======== RECORDS FOR THIS EXERCISE ========

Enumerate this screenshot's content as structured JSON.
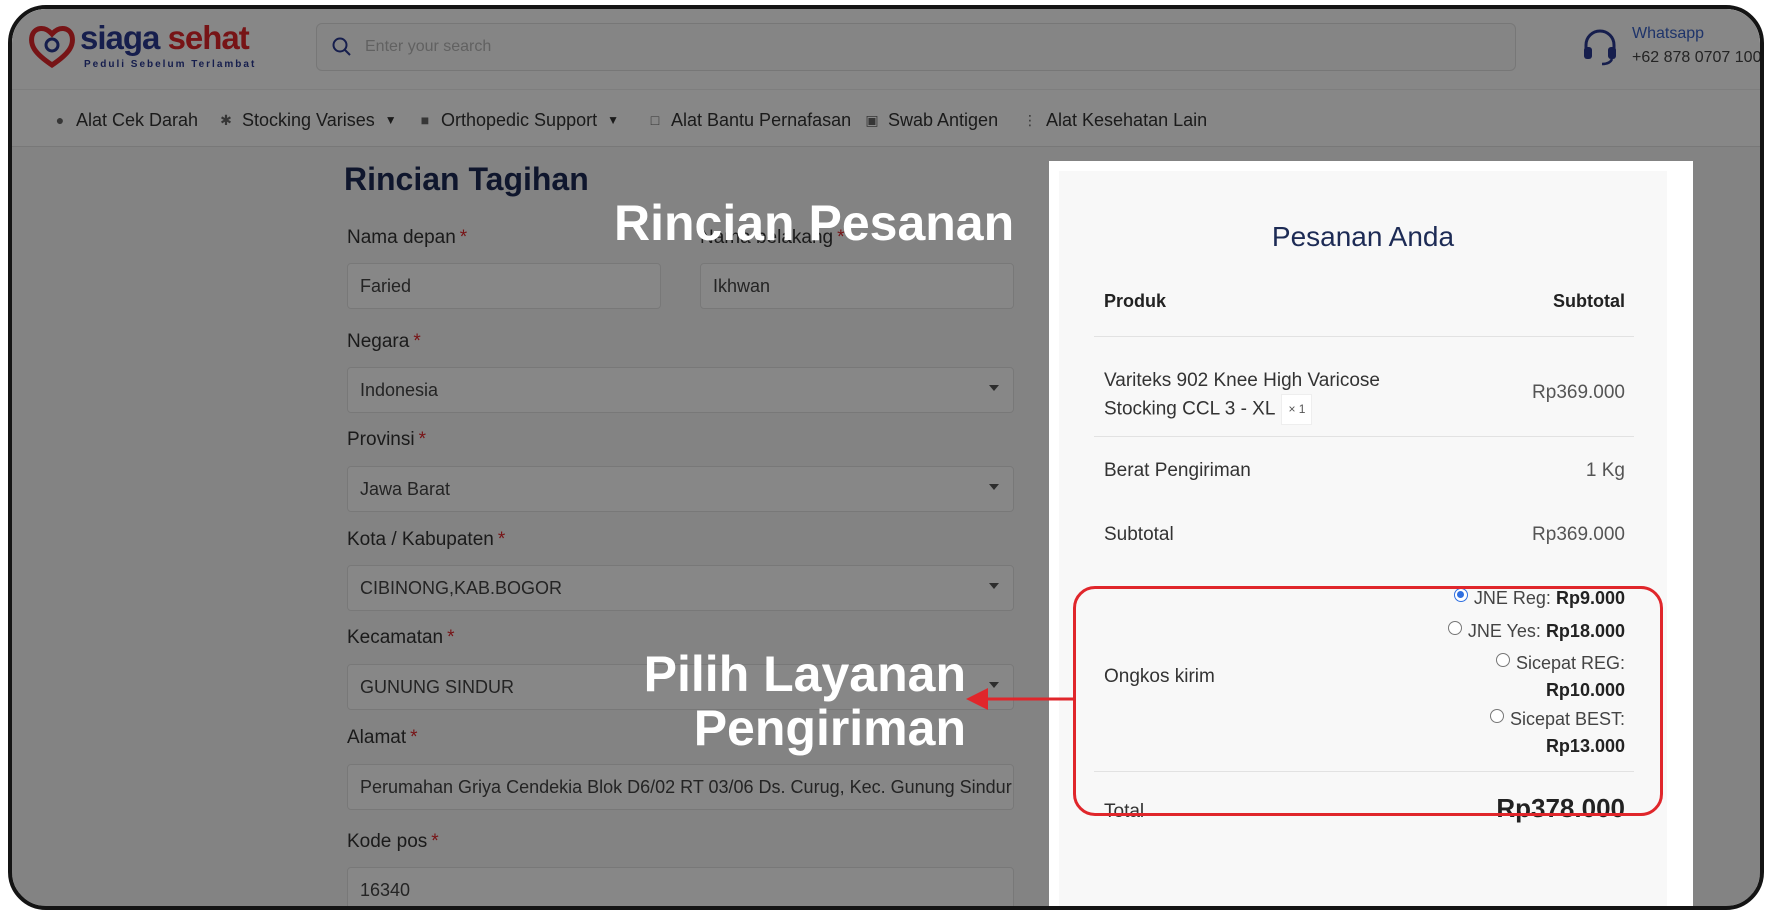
{
  "header": {
    "logo": {
      "brand_first": "siaga",
      "brand_second": "sehat",
      "tagline": "Peduli Sebelum Terlambat"
    },
    "search": {
      "placeholder": "Enter your search",
      "value": ""
    },
    "whatsapp": {
      "label": "Whatsapp",
      "number": "+62 878 0707 1000"
    }
  },
  "nav": {
    "items": [
      {
        "label": "Alat Cek Darah",
        "icon": "blood-drop-icon",
        "has_dropdown": false
      },
      {
        "label": "Stocking Varises",
        "icon": "leg-icon",
        "has_dropdown": true
      },
      {
        "label": "Orthopedic Support",
        "icon": "knee-support-icon",
        "has_dropdown": true
      },
      {
        "label": "Alat Bantu Pernafasan",
        "icon": "lungs-icon",
        "has_dropdown": false
      },
      {
        "label": "Swab Antigen",
        "icon": "test-kit-icon",
        "has_dropdown": false
      },
      {
        "label": "Alat Kesehatan Lain",
        "icon": "more-icon",
        "has_dropdown": false
      }
    ]
  },
  "form": {
    "title": "Rincian Tagihan",
    "required_mark": "*",
    "first_name": {
      "label": "Nama depan",
      "value": "Faried"
    },
    "last_name": {
      "label": "Nama belakang",
      "value": "Ikhwan"
    },
    "country": {
      "label": "Negara",
      "value": "Indonesia"
    },
    "province": {
      "label": "Provinsi",
      "value": "Jawa Barat"
    },
    "city": {
      "label": "Kota / Kabupaten",
      "value": "CIBINONG,KAB.BOGOR"
    },
    "district": {
      "label": "Kecamatan",
      "value": "GUNUNG SINDUR"
    },
    "address": {
      "label": "Alamat",
      "value": "Perumahan Griya Cendekia Blok D6/02 RT 03/06 Ds. Curug, Kec. Gunung Sindur"
    },
    "postal_code": {
      "label": "Kode pos",
      "value": "16340"
    }
  },
  "order": {
    "title": "Pesanan Anda",
    "col_product": "Produk",
    "col_subtotal": "Subtotal",
    "product": {
      "name": "Variteks 902 Knee High Varicose Stocking CCL 3 - XL",
      "qty": "× 1",
      "price": "Rp369.000"
    },
    "weight": {
      "label": "Berat Pengiriman",
      "value": "1 Kg"
    },
    "subtotal": {
      "label": "Subtotal",
      "value": "Rp369.000"
    },
    "shipping": {
      "label": "Ongkos kirim",
      "options": [
        {
          "name": "JNE Reg:",
          "price": "Rp9.000",
          "selected": true
        },
        {
          "name": "JNE Yes:",
          "price": "Rp18.000",
          "selected": false
        },
        {
          "name": "Sicepat REG:",
          "price": "Rp10.000",
          "selected": false
        },
        {
          "name": "Sicepat BEST:",
          "price": "Rp13.000",
          "selected": false
        }
      ]
    },
    "total": {
      "label": "Total",
      "value": "Rp378.000"
    }
  },
  "annotations": {
    "order_details": "Rincian Pesanan",
    "shipping_line1": "Pilih Layanan",
    "shipping_line2": "Pengiriman",
    "highlight_color": "#e0262b"
  }
}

========

* **EXERCISE**:
Pull out every line of the records that includes the string "Pengiriman".

* **SOLUTION BELOW**:
      "label": "Berat Pengiriman",
    "shipping_line2": "Pengiriman",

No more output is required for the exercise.